# [THE REQUEST]
All entries are to be given again verbatim.

Dataset records:
⟨
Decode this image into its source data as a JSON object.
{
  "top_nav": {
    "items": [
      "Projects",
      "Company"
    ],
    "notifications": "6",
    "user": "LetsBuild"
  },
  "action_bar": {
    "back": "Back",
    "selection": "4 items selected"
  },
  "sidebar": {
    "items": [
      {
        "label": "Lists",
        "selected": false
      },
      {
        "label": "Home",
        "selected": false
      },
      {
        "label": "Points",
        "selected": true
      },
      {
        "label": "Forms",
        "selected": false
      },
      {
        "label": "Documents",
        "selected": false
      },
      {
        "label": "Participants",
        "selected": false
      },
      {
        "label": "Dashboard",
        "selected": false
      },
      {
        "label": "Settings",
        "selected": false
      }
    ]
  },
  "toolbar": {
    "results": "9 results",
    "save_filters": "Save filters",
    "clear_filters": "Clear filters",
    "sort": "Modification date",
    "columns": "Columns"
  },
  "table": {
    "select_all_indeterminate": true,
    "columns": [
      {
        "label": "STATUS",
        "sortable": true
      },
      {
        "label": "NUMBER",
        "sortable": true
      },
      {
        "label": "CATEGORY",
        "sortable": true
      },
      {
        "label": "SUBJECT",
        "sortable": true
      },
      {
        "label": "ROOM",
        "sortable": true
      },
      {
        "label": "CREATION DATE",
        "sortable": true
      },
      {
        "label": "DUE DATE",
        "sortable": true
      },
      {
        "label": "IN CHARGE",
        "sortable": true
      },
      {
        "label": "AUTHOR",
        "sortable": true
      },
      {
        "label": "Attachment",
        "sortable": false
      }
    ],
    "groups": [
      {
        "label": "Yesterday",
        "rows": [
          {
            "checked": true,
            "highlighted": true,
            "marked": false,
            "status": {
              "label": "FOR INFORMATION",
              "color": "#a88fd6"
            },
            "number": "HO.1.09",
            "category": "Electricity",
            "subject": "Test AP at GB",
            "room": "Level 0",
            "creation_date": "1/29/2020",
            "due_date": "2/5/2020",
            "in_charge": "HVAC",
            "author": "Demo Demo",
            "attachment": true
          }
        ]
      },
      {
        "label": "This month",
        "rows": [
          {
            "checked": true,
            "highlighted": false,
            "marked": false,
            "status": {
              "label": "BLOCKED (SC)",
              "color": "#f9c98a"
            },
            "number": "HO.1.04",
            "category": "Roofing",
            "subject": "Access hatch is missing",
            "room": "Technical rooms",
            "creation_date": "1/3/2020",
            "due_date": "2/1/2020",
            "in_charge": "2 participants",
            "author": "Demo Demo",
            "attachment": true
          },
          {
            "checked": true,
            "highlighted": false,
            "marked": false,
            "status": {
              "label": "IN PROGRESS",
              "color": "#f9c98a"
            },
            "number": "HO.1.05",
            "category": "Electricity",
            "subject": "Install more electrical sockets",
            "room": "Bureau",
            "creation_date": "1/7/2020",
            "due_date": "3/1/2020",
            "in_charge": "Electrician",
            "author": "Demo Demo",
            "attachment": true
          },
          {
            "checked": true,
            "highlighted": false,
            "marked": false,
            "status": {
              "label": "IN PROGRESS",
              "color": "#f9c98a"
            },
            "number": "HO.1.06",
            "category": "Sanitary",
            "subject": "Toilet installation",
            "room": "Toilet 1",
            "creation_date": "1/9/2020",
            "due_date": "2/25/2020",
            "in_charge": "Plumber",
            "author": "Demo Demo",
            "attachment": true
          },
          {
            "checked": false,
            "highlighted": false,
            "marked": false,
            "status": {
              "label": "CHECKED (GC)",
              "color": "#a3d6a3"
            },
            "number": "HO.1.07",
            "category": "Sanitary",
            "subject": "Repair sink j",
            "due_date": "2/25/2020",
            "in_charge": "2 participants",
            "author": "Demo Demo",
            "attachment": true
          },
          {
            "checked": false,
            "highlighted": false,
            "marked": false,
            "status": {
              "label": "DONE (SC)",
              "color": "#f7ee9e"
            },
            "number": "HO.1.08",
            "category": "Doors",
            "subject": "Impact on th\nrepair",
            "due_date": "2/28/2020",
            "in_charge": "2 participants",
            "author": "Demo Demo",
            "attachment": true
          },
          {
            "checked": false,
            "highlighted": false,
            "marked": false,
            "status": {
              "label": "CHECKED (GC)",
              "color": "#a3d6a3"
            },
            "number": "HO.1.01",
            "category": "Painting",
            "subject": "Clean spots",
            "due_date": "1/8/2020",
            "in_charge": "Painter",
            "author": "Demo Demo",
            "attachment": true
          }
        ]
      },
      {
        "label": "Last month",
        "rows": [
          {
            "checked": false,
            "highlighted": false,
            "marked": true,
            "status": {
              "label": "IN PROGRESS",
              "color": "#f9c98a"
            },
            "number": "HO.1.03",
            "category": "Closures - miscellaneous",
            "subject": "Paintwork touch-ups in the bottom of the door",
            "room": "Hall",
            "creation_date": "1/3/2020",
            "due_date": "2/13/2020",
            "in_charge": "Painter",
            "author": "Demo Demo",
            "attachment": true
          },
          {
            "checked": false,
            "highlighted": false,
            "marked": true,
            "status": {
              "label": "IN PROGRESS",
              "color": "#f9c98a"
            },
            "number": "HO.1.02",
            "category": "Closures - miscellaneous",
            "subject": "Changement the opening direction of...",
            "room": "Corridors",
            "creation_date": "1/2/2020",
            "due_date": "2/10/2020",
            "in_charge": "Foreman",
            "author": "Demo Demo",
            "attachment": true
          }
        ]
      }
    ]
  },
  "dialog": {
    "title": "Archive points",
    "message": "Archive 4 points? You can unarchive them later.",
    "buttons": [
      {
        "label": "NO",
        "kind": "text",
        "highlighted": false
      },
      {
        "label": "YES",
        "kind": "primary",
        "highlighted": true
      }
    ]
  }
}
⟩
# [SOLUTION TO THE PROBLEM]
Decode this image into its source data as a JSON object.
{
  "top_nav": {
    "items": [
      "Projects",
      "Company"
    ],
    "notifications": "6",
    "user": "LetsBuild"
  },
  "action_bar": {
    "back": "Back",
    "selection": "4 items selected"
  },
  "sidebar": {
    "items": [
      {
        "label": "Lists",
        "selected": false
      },
      {
        "label": "Home",
        "selected": false
      },
      {
        "label": "Points",
        "selected": true
      },
      {
        "label": "Forms",
        "selected": false
      },
      {
        "label": "Documents",
        "selected": false
      },
      {
        "label": "Participants",
        "selected": false
      },
      {
        "label": "Dashboard",
        "selected": false
      },
      {
        "label": "Settings",
        "selected": false
      }
    ]
  },
  "toolbar": {
    "results": "9 results",
    "save_filters": "Save filters",
    "clear_filters": "Clear filters",
    "sort": "Modification date",
    "columns": "Columns"
  },
  "table": {
    "select_all_indeterminate": true,
    "columns": [
      {
        "label": "STATUS",
        "sortable": true
      },
      {
        "label": "NUMBER",
        "sortable": true
      },
      {
        "label": "CATEGORY",
        "sortable": true
      },
      {
        "label": "SUBJECT",
        "sortable": true
      },
      {
        "label": "ROOM",
        "sortable": true
      },
      {
        "label": "CREATION DATE",
        "sortable": true
      },
      {
        "label": "DUE DATE",
        "sortable": true
      },
      {
        "label": "IN CHARGE",
        "sortable": true
      },
      {
        "label": "AUTHOR",
        "sortable": true
      },
      {
        "label": "Attachment",
        "sortable": false
      }
    ],
    "groups": [
      {
        "label": "Yesterday",
        "rows": [
          {
            "checked": true,
            "highlighted": true,
            "marked": false,
            "status": {
              "label": "FOR INFORMATION",
              "color": "#a88fd6"
            },
            "number": "HO.1.09",
            "category": "Electricity",
            "subject": "Test AP at GB",
            "room": "Level 0",
            "creation_date": "1/29/2020",
            "due_date": "2/5/2020",
            "in_charge": "HVAC",
            "author": "Demo Demo",
            "attachment": true
          }
        ]
      },
      {
        "label": "This month",
        "rows": [
          {
            "checked": true,
            "highlighted": false,
            "marked": false,
            "status": {
              "label": "BLOCKED (SC)",
              "color": "#f9c98a"
            },
            "number": "HO.1.04",
            "category": "Roofing",
            "subject": "Access hatch is missing",
            "room": "Technical rooms",
            "creation_date": "1/3/2020",
            "due_date": "2/1/2020",
            "in_charge": "2 participants",
            "author": "Demo Demo",
            "attachment": true
          },
          {
            "checked": true,
            "highlighted": false,
            "marked": false,
            "status": {
              "label": "IN PROGRESS",
              "color": "#f9c98a"
            },
            "number": "HO.1.05",
            "category": "Electricity",
            "subject": "Install more electrical sockets",
            "room": "Bureau",
            "creation_date": "1/7/2020",
            "due_date": "3/1/2020",
            "in_charge": "Electrician",
            "author": "Demo Demo",
            "attachment": true
          },
          {
            "checked": true,
            "highlighted": false,
            "marked": false,
            "status": {
              "label": "IN PROGRESS",
              "color": "#f9c98a"
            },
            "number": "HO.1.06",
            "category": "Sanitary",
            "subject": "Toilet installation",
            "room": "Toilet 1",
            "creation_date": "1/9/2020",
            "due_date": "2/25/2020",
            "in_charge": "Plumber",
            "author": "Demo Demo",
            "attachment": true
          },
          {
            "checked": false,
            "highlighted": false,
            "marked": false,
            "status": {
              "label": "CHECKED (GC)",
              "color": "#a3d6a3"
            },
            "number": "HO.1.07",
            "category": "Sanitary",
            "subject": "Repair sink j",
            "due_date": "2/25/2020",
            "in_charge": "2 participants",
            "author": "Demo Demo",
            "attachment": true
          },
          {
            "checked": false,
            "highlighted": false,
            "marked": false,
            "status": {
              "label": "DONE (SC)",
              "color": "#f7ee9e"
            },
            "number": "HO.1.08",
            "category": "Doors",
            "subject": "Impact on th\nrepair",
            "due_date": "2/28/2020",
            "in_charge": "2 participants",
            "author": "Demo Demo",
            "attachment": true
          },
          {
            "checked": false,
            "highlighted": false,
            "marked": false,
            "status": {
              "label": "CHECKED (GC)",
              "color": "#a3d6a3"
            },
            "number": "HO.1.01",
            "category": "Painting",
            "subject": "Clean spots",
            "due_date": "1/8/2020",
            "in_charge": "Painter",
            "author": "Demo Demo",
            "attachment": true
          }
        ]
      },
      {
        "label": "Last month",
        "rows": [
          {
            "checked": false,
            "highlighted": false,
            "marked": true,
            "status": {
              "label": "IN PROGRESS",
              "color": "#f9c98a"
            },
            "number": "HO.1.03",
            "category": "Closures - miscellaneous",
            "subject": "Paintwork touch-ups in the bottom of the door",
            "room": "Hall",
            "creation_date": "1/3/2020",
            "due_date": "2/13/2020",
            "in_charge": "Painter",
            "author": "Demo Demo",
            "attachment": true
          },
          {
            "checked": false,
            "highlighted": false,
            "marked": true,
            "status": {
              "label": "IN PROGRESS",
              "color": "#f9c98a"
            },
            "number": "HO.1.02",
            "category": "Closures - miscellaneous",
            "subject": "Changement the opening direction of...",
            "room": "Corridors",
            "creation_date": "1/2/2020",
            "due_date": "2/10/2020",
            "in_charge": "Foreman",
            "author": "Demo Demo",
            "attachment": true
          }
        ]
      }
    ]
  },
  "dialog": {
    "title": "Archive points",
    "message": "Archive 4 points? You can unarchive them later.",
    "buttons": [
      {
        "label": "NO",
        "kind": "text",
        "highlighted": false
      },
      {
        "label": "YES",
        "kind": "primary",
        "highlighted": true
      }
    ]
  }
}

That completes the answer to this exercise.